> WHAT IS BEING ASKED
Give back, unchanged, the stretch of lines from the very first one through the line that contains "loading-label: DHA (159, 478, 170, 484)".

-- START SUPPLIED MATERIAL --

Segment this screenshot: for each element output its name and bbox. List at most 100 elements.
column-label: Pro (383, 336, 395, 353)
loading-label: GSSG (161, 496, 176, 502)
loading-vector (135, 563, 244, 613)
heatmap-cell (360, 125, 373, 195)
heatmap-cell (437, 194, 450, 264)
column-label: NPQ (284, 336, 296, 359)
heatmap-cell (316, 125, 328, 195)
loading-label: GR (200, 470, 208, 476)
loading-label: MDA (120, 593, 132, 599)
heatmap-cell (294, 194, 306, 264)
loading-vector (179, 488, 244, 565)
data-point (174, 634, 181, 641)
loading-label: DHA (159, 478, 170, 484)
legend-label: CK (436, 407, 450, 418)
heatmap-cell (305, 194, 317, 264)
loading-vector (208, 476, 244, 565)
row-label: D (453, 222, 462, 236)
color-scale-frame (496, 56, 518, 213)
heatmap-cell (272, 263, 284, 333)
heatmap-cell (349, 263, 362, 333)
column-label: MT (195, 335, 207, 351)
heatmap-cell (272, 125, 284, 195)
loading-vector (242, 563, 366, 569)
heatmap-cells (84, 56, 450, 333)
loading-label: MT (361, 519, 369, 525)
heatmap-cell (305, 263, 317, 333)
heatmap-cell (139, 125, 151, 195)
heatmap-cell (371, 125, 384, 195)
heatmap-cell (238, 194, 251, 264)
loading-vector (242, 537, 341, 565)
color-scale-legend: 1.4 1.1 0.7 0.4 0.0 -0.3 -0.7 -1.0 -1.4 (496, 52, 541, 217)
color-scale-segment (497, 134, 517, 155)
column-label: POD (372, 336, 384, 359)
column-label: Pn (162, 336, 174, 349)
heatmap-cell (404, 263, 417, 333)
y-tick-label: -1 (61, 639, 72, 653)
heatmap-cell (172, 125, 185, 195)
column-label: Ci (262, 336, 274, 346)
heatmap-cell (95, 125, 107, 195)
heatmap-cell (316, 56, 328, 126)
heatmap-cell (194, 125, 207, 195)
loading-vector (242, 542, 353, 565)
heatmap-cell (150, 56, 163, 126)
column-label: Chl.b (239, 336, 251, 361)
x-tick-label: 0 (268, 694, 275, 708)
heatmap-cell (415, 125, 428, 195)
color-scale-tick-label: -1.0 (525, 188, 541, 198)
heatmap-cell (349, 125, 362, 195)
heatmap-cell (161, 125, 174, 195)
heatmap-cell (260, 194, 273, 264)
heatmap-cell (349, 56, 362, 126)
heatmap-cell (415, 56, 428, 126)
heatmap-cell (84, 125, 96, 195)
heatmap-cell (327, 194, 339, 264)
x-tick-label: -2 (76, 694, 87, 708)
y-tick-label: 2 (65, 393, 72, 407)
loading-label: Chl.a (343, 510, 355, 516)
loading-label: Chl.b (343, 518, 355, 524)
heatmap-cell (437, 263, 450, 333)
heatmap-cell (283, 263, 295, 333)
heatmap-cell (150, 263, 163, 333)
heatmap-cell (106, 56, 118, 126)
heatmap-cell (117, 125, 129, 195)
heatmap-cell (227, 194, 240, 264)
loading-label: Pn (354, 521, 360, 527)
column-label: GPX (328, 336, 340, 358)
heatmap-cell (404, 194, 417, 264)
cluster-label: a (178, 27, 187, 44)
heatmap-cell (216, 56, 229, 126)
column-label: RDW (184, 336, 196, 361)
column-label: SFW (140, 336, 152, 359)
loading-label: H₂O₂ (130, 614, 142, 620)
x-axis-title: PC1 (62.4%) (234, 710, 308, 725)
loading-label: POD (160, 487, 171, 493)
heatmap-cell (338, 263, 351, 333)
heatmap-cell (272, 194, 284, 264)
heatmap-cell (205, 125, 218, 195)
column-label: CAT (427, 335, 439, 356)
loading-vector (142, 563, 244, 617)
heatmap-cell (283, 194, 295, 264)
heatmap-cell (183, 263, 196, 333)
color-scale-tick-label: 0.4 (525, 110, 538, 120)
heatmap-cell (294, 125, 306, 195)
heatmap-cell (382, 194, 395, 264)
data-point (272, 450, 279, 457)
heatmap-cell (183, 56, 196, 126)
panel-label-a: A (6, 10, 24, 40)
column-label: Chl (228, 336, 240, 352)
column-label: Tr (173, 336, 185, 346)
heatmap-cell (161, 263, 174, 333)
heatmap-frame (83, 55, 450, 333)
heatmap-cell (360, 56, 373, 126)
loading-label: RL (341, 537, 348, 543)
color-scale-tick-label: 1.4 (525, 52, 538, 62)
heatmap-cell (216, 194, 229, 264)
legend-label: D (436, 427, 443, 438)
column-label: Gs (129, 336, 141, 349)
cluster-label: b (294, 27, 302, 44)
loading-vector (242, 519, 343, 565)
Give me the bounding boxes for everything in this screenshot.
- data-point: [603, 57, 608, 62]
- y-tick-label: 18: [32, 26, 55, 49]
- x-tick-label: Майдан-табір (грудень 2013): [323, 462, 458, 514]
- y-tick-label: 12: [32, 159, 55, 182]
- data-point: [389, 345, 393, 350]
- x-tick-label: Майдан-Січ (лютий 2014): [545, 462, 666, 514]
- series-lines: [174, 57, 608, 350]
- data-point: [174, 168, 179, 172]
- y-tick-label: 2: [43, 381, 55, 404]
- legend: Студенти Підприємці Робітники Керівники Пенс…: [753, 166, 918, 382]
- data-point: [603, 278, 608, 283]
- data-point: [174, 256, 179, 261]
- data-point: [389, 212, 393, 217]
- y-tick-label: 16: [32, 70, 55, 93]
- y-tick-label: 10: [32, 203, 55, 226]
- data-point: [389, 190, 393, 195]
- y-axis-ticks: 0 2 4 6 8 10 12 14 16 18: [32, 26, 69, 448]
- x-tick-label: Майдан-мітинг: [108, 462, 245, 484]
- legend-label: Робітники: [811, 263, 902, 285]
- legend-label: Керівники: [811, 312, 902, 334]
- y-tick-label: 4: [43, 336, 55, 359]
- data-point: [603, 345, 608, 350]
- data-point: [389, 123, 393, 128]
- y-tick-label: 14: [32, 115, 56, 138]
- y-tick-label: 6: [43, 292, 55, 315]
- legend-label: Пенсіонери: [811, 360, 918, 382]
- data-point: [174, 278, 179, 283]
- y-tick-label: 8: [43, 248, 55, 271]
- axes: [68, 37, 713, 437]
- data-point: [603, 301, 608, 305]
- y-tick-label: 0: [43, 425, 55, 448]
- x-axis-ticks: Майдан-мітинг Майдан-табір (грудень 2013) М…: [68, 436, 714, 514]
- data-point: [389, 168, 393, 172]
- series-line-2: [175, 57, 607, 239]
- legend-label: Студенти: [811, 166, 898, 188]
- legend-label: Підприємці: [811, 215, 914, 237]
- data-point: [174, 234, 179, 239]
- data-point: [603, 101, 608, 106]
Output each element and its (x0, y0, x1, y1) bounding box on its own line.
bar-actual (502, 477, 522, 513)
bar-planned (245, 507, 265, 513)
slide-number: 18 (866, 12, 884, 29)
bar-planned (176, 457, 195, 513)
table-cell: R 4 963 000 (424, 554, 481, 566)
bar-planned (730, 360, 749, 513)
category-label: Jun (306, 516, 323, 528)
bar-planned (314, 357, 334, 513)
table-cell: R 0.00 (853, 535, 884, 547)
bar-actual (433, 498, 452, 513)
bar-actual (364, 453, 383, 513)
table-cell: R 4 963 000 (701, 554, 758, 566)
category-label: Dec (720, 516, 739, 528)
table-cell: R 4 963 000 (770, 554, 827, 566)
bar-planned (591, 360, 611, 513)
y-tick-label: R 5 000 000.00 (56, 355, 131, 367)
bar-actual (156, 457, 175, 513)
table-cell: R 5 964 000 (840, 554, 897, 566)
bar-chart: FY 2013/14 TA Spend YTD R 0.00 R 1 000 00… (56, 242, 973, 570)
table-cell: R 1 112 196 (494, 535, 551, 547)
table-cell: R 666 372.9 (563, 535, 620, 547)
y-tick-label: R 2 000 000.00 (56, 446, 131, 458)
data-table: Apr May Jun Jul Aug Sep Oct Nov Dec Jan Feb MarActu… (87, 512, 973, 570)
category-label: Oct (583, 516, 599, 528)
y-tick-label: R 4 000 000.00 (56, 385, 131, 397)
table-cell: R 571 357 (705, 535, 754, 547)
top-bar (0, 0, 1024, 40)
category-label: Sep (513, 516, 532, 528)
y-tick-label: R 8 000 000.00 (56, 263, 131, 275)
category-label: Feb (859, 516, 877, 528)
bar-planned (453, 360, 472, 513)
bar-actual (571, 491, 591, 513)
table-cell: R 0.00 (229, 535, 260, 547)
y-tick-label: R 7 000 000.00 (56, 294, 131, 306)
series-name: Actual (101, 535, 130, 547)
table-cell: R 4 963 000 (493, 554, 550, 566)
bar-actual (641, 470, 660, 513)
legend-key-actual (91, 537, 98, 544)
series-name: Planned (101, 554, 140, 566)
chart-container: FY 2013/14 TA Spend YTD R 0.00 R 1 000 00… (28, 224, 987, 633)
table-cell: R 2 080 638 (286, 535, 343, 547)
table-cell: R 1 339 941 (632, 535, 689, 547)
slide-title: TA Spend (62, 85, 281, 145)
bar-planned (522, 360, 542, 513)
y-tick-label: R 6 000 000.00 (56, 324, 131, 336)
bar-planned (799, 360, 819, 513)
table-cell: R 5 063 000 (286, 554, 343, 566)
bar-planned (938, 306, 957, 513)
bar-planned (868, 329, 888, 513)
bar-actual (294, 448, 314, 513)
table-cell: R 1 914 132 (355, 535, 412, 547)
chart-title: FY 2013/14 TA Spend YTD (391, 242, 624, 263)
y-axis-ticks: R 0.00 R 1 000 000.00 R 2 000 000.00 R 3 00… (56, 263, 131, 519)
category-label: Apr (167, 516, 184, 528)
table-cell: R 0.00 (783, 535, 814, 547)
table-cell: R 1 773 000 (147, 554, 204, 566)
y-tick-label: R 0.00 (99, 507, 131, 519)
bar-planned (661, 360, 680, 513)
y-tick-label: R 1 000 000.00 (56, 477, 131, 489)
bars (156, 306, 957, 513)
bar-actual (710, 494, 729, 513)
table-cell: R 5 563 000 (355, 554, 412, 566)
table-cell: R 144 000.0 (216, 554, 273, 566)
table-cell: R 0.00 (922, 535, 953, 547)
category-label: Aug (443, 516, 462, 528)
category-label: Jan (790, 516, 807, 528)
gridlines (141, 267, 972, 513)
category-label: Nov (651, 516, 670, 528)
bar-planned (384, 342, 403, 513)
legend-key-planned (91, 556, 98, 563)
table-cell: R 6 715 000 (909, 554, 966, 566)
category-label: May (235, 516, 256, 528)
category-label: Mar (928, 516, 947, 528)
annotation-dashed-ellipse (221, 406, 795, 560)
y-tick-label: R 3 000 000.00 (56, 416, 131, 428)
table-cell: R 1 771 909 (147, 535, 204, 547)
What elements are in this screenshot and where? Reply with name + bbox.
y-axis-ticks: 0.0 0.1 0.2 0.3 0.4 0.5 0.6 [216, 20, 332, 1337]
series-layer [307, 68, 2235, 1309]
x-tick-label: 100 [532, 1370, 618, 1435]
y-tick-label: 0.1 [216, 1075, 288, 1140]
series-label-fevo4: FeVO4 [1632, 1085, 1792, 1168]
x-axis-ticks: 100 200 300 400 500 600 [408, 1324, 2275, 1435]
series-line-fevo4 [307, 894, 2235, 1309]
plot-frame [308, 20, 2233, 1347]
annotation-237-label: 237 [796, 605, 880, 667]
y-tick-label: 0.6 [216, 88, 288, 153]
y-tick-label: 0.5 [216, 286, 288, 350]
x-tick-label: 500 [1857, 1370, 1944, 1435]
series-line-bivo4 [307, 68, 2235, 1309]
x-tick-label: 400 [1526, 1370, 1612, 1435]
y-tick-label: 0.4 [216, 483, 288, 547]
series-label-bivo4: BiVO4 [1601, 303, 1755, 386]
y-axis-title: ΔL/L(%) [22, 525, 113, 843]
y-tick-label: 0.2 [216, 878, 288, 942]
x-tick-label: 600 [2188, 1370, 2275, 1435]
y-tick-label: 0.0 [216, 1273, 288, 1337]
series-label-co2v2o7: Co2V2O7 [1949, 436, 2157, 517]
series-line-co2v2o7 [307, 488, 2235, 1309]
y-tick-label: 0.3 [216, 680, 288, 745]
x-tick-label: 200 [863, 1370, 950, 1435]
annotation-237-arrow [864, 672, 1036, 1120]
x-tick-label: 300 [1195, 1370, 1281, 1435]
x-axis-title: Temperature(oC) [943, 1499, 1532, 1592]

-- END SUPPLIED MATERIAL --

> TASK RESPONSE
Segment this screenshot: for each element output its name and bbox. List at most 100 elements.
column-label: Pro (383, 336, 395, 353)
loading-label: GSSG (161, 496, 176, 502)
loading-vector (135, 563, 244, 613)
heatmap-cell (360, 125, 373, 195)
heatmap-cell (437, 194, 450, 264)
column-label: NPQ (284, 336, 296, 359)
heatmap-cell (316, 125, 328, 195)
loading-label: GR (200, 470, 208, 476)
loading-label: MDA (120, 593, 132, 599)
heatmap-cell (294, 194, 306, 264)
loading-vector (179, 488, 244, 565)
data-point (174, 634, 181, 641)
loading-label: DHA (159, 478, 170, 484)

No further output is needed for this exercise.